## Aim of the task
Each line below should be quoted exactly, please.

## Material to process
━━━

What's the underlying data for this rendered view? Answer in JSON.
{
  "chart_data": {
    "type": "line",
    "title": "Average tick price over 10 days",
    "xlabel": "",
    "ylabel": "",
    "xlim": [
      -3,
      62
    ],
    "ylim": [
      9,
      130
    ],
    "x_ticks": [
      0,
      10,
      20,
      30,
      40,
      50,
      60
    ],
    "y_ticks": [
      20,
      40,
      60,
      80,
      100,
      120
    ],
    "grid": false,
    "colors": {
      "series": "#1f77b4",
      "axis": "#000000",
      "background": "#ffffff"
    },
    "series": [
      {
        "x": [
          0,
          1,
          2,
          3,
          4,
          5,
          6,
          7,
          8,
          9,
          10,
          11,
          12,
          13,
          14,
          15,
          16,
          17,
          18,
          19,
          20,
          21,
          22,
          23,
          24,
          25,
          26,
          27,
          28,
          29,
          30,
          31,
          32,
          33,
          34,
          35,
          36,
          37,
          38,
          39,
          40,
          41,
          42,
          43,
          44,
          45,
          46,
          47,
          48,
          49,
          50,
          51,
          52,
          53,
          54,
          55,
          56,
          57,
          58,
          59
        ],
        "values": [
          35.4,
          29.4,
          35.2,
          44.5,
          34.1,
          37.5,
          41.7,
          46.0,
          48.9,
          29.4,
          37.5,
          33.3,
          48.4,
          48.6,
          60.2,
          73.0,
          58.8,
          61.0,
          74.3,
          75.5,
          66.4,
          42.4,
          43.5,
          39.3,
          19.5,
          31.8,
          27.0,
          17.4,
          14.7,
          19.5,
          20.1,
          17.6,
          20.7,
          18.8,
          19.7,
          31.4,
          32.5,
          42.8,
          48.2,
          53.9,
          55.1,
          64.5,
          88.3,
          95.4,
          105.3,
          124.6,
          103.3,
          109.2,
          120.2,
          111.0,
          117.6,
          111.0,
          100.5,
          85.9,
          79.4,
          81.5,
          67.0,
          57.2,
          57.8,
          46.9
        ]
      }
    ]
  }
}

━━━

## Result of the task
What's the underlying data for this rendered view? Answer in JSON.
{
  "chart_data": {
    "type": "line",
    "title": "Average tick price over 10 days",
    "xlabel": "",
    "ylabel": "",
    "xlim": [
      -3,
      62
    ],
    "ylim": [
      9,
      130
    ],
    "x_ticks": [
      0,
      10,
      20,
      30,
      40,
      50,
      60
    ],
    "y_ticks": [
      20,
      40,
      60,
      80,
      100,
      120
    ],
    "grid": false,
    "colors": {
      "series": "#1f77b4",
      "axis": "#000000",
      "background": "#ffffff"
    },
    "series": [
      {
        "x": [
          0,
          1,
          2,
          3,
          4,
          5,
          6,
          7,
          8,
          9,
          10,
          11,
          12,
          13,
          14,
          15,
          16,
          17,
          18,
          19,
          20,
          21,
          22,
          23,
          24,
          25,
          26,
          27,
          28,
          29,
          30,
          31,
          32,
          33,
          34,
          35,
          36,
          37,
          38,
          39,
          40,
          41,
          42,
          43,
          44,
          45,
          46,
          47,
          48,
          49,
          50,
          51,
          52,
          53,
          54,
          55,
          56,
          57,
          58,
          59
        ],
        "values": [
          35.4,
          29.4,
          35.2,
          44.5,
          34.1,
          37.5,
          41.7,
          46.0,
          48.9,
          29.4,
          37.5,
          33.3,
          48.4,
          48.6,
          60.2,
          73.0,
          58.8,
          61.0,
          74.3,
          75.5,
          66.4,
          42.4,
          43.5,
          39.3,
          19.5,
          31.8,
          27.0,
          17.4,
          14.7,
          19.5,
          20.1,
          17.6,
          20.7,
          18.8,
          19.7,
          31.4,
          32.5,
          42.8,
          48.2,
          53.9,
          55.1,
          64.5,
          88.3,
          95.4,
          105.3,
          124.6,
          103.3,
          109.2,
          120.2,
          111.0,
          117.6,
          111.0,
          100.5,
          85.9,
          79.4,
          81.5,
          67.0,
          57.2,
          57.8,
          46.9
        ]
      }
    ]
  }
}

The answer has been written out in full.